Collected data
┏━━

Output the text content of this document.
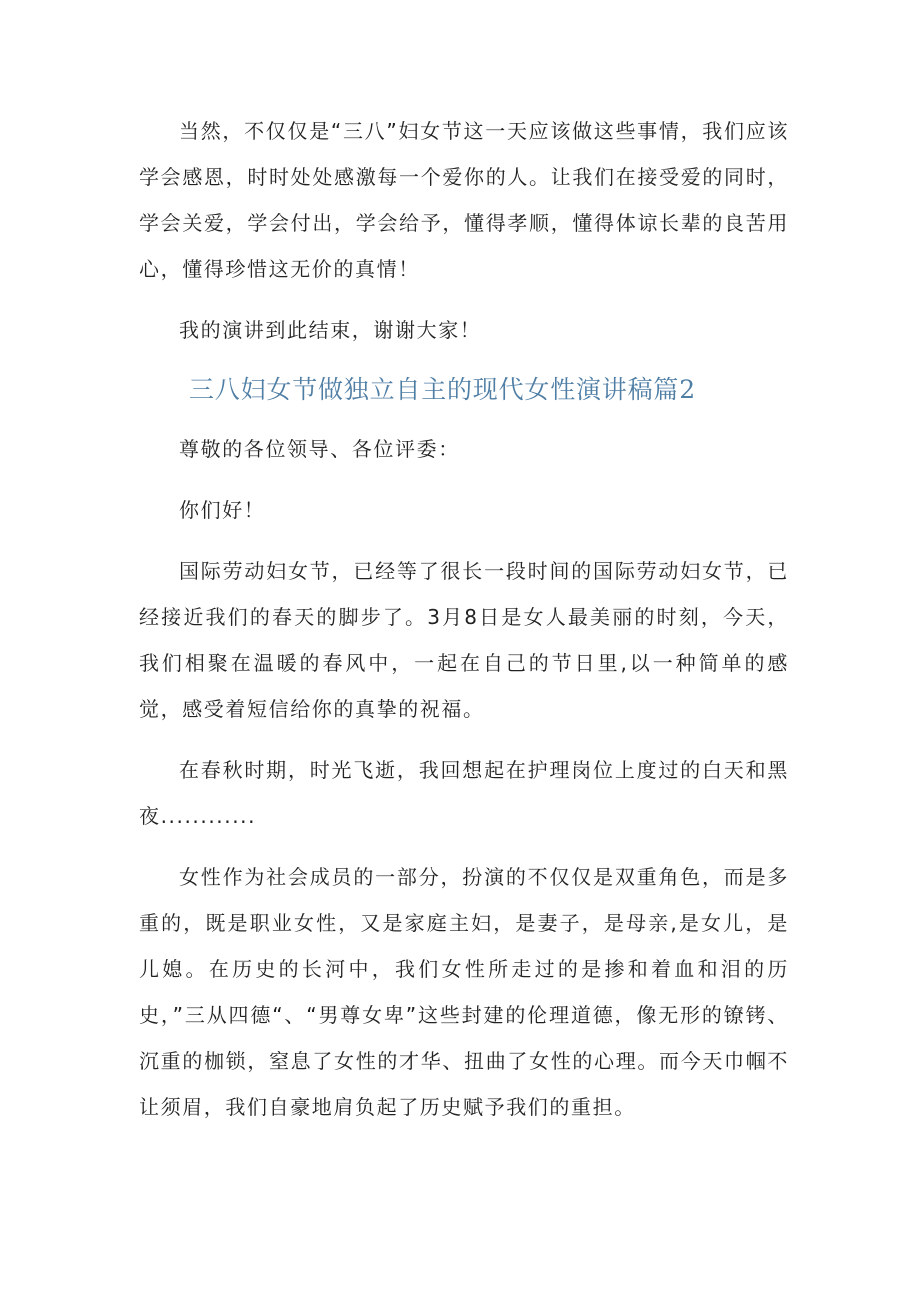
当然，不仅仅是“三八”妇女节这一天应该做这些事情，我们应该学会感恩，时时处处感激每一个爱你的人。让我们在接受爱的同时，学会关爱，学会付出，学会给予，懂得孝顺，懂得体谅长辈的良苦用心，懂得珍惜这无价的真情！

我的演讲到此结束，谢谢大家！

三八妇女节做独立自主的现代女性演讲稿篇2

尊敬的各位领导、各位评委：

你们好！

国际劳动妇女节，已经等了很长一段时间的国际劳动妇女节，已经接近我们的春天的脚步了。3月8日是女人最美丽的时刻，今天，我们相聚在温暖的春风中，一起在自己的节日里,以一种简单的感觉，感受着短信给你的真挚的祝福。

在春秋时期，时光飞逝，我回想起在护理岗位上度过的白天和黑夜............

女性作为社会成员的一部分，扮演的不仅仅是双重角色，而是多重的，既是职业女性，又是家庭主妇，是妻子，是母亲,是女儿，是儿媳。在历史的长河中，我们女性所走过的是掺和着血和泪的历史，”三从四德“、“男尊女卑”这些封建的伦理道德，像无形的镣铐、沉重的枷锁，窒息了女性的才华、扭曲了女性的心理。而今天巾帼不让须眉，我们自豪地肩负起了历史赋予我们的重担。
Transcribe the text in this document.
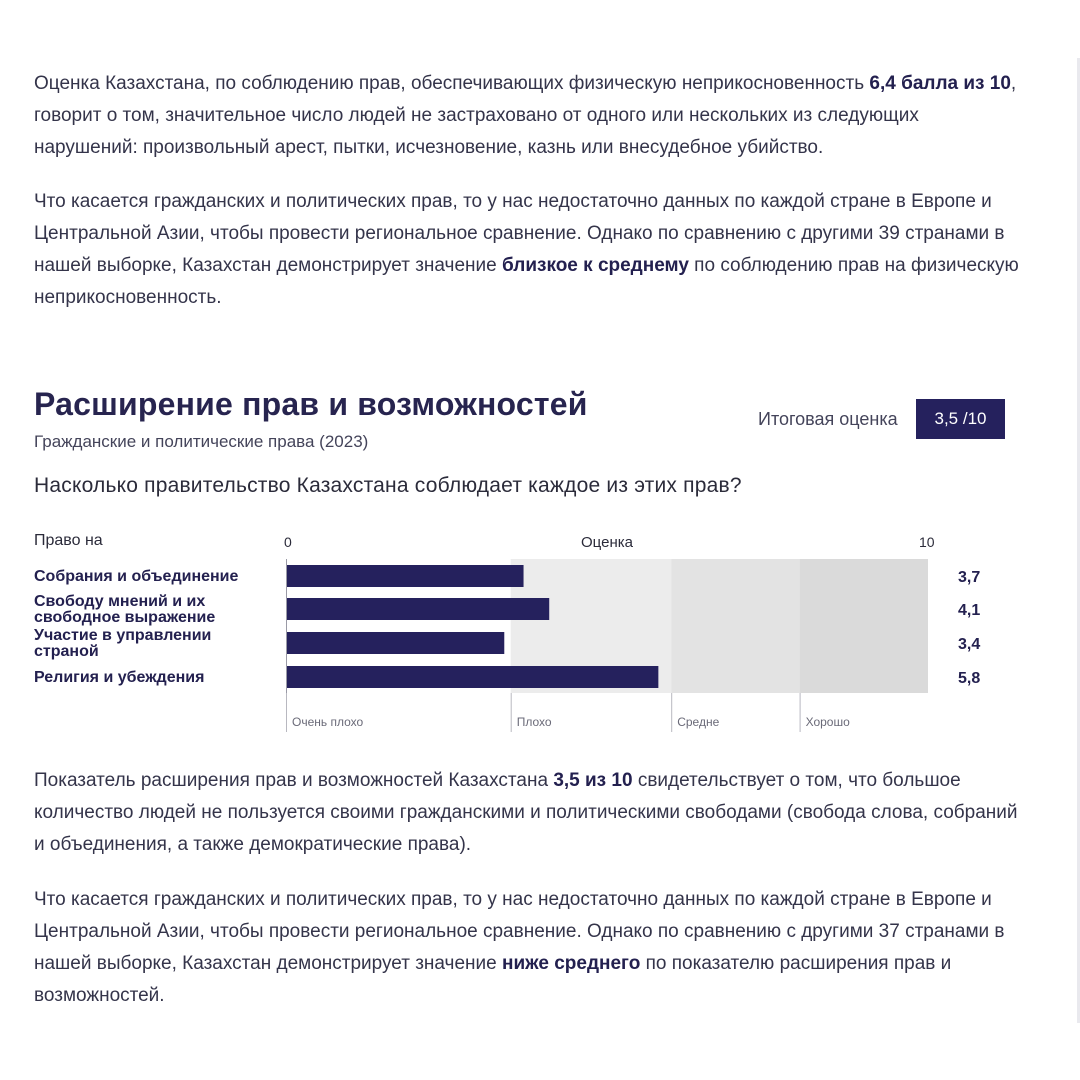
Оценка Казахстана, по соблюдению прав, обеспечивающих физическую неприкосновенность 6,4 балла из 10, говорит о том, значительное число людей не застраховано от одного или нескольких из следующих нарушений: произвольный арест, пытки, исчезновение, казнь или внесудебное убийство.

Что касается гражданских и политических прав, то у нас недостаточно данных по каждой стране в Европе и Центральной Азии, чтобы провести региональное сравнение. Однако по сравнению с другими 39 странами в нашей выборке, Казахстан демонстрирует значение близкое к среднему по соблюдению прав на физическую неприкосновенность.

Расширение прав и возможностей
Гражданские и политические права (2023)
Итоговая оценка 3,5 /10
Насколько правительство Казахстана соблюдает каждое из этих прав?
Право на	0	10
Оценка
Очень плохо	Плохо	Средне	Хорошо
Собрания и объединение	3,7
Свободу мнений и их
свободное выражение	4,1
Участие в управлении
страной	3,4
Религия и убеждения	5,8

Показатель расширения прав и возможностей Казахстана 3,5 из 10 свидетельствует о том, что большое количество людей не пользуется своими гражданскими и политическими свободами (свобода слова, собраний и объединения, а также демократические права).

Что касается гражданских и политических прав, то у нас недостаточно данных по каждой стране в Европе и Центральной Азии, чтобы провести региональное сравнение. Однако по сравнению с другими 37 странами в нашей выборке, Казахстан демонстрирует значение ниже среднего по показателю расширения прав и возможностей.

┗━━
┏━━

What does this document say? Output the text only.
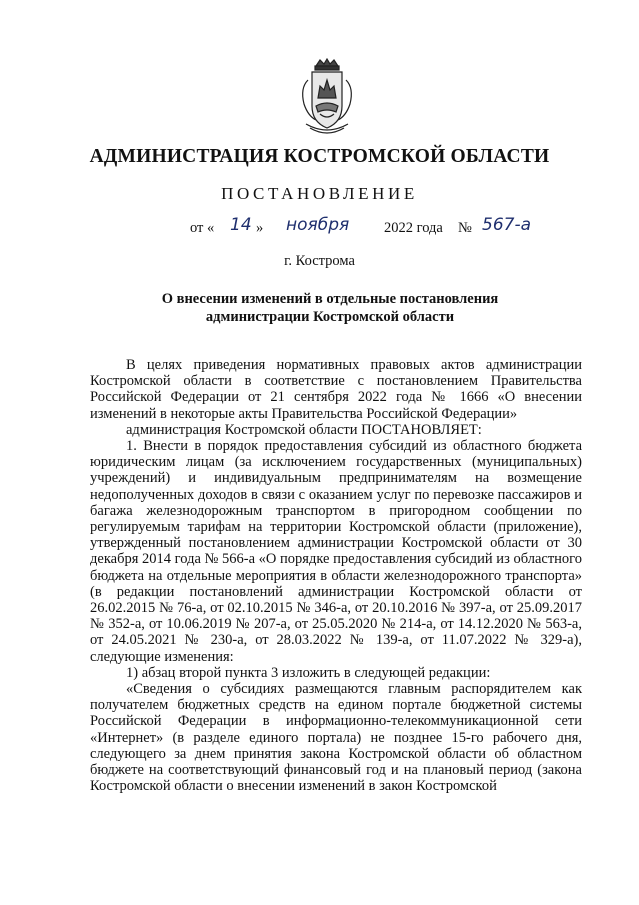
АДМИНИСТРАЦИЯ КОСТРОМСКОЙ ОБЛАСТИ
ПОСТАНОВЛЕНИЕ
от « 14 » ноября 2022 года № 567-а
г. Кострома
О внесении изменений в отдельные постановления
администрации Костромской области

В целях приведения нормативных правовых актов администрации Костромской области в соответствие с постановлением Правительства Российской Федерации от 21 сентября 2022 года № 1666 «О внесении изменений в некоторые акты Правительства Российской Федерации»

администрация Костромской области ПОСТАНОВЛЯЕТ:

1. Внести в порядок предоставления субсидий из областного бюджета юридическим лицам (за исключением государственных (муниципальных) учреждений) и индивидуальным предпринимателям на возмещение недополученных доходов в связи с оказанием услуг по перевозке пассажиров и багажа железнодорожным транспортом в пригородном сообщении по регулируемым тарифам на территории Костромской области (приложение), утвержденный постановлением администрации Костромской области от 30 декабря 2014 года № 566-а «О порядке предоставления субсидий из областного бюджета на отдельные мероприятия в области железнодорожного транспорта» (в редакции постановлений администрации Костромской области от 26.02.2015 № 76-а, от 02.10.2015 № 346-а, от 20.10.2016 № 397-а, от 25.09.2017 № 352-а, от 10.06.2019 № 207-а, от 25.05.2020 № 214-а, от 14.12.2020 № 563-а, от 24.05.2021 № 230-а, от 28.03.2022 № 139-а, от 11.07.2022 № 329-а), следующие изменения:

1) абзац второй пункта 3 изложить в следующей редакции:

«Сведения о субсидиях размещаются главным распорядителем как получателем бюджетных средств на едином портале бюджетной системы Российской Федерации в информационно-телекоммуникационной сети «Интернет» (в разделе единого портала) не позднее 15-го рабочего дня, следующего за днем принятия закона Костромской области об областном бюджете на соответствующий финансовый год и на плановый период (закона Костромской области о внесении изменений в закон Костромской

┗━━
┏━━

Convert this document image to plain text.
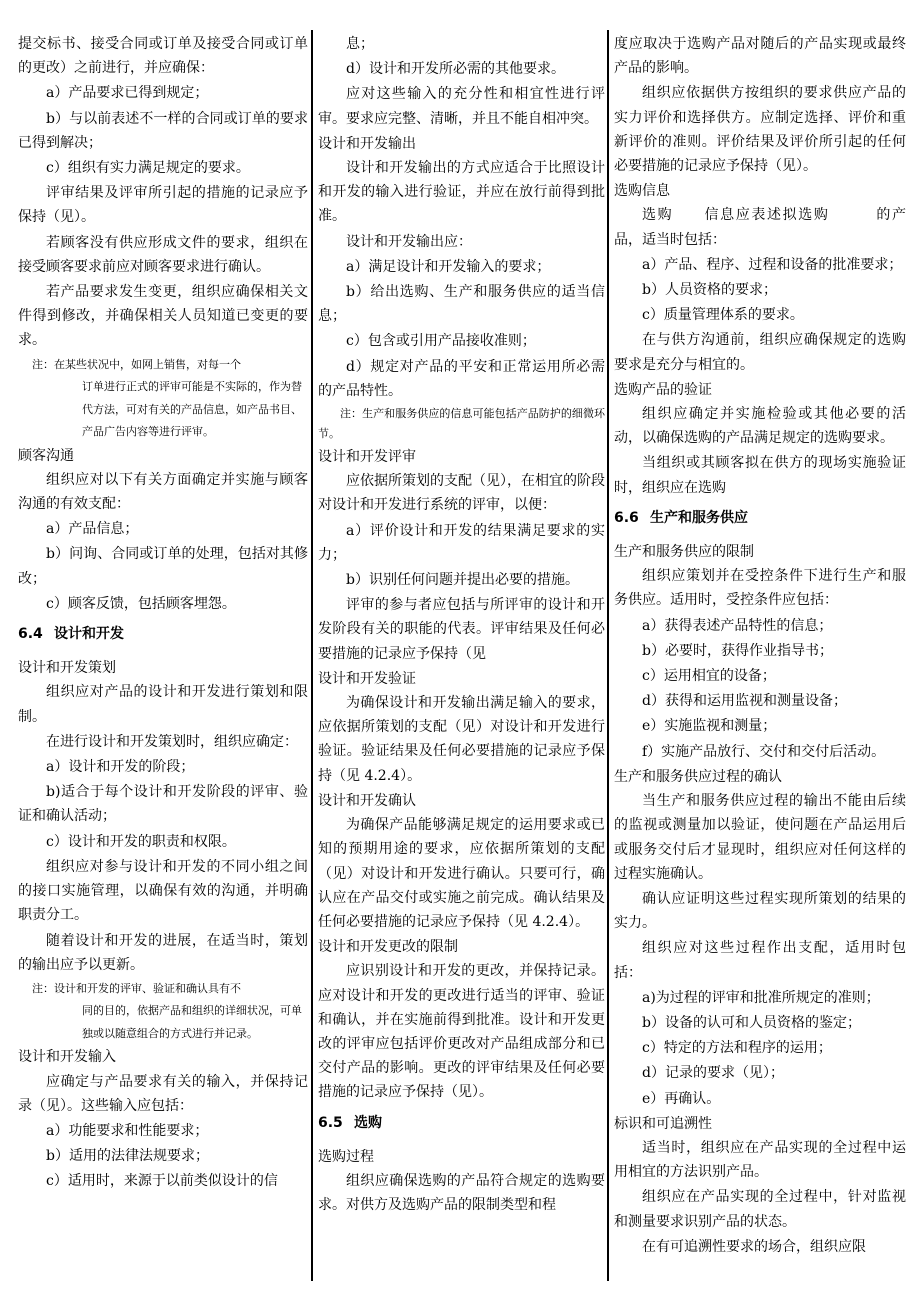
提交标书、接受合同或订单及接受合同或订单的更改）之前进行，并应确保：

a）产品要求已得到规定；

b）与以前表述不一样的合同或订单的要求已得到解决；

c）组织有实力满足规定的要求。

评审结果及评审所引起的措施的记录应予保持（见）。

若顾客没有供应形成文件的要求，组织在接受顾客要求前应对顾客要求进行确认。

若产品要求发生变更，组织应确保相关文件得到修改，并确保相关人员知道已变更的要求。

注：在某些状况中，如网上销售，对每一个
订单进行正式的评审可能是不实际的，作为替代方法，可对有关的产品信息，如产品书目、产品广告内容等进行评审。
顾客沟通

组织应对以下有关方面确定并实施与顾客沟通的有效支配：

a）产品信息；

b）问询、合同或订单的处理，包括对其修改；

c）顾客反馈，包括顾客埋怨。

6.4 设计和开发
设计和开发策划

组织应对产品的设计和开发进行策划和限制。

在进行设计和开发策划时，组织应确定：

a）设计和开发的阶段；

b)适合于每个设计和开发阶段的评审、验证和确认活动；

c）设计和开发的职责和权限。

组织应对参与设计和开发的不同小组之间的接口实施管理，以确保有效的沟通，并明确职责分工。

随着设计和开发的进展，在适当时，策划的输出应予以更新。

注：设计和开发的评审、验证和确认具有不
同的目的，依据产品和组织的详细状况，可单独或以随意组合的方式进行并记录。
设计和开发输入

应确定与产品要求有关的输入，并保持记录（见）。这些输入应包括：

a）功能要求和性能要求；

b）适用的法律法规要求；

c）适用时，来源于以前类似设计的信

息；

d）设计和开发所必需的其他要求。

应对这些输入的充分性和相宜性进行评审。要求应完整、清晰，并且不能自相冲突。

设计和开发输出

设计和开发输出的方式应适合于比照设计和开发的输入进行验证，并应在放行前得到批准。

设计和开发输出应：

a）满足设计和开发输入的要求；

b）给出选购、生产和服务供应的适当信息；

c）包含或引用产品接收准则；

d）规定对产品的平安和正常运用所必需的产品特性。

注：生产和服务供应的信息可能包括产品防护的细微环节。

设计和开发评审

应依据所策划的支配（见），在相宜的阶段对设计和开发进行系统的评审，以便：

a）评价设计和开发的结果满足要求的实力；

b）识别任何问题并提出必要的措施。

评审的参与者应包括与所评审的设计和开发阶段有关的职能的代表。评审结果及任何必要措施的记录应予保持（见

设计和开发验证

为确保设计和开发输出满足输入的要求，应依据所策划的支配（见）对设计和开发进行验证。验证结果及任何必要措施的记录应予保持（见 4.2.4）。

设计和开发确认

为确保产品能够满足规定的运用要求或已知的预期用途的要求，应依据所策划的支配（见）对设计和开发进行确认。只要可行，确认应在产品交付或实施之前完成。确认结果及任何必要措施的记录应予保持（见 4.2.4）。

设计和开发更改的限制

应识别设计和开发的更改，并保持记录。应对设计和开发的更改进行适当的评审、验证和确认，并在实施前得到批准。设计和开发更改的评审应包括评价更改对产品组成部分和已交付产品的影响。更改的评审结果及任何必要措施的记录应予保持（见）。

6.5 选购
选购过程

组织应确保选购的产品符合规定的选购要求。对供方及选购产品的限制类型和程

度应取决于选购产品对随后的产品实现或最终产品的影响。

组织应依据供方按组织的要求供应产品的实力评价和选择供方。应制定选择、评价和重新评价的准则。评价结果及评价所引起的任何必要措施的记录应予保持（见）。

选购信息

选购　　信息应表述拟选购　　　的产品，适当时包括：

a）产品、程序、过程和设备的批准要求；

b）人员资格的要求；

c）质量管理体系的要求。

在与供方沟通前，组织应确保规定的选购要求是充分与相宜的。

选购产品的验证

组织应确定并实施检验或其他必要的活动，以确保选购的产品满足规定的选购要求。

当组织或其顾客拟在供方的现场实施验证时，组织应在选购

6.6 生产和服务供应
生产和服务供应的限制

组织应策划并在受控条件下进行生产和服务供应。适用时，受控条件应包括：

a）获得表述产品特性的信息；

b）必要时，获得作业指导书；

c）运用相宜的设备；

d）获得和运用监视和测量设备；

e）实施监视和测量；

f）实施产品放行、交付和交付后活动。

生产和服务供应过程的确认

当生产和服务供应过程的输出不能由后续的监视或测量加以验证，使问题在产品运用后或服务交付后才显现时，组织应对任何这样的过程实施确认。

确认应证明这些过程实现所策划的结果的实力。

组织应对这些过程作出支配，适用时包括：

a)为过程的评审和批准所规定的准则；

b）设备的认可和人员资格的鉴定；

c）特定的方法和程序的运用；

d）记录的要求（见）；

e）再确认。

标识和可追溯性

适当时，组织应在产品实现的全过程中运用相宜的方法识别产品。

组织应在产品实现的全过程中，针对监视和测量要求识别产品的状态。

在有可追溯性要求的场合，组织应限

┗━━

-- Work to do --
In the data above, tally the lines holding "document" and answer with the figure only.

-- Solved problem --
4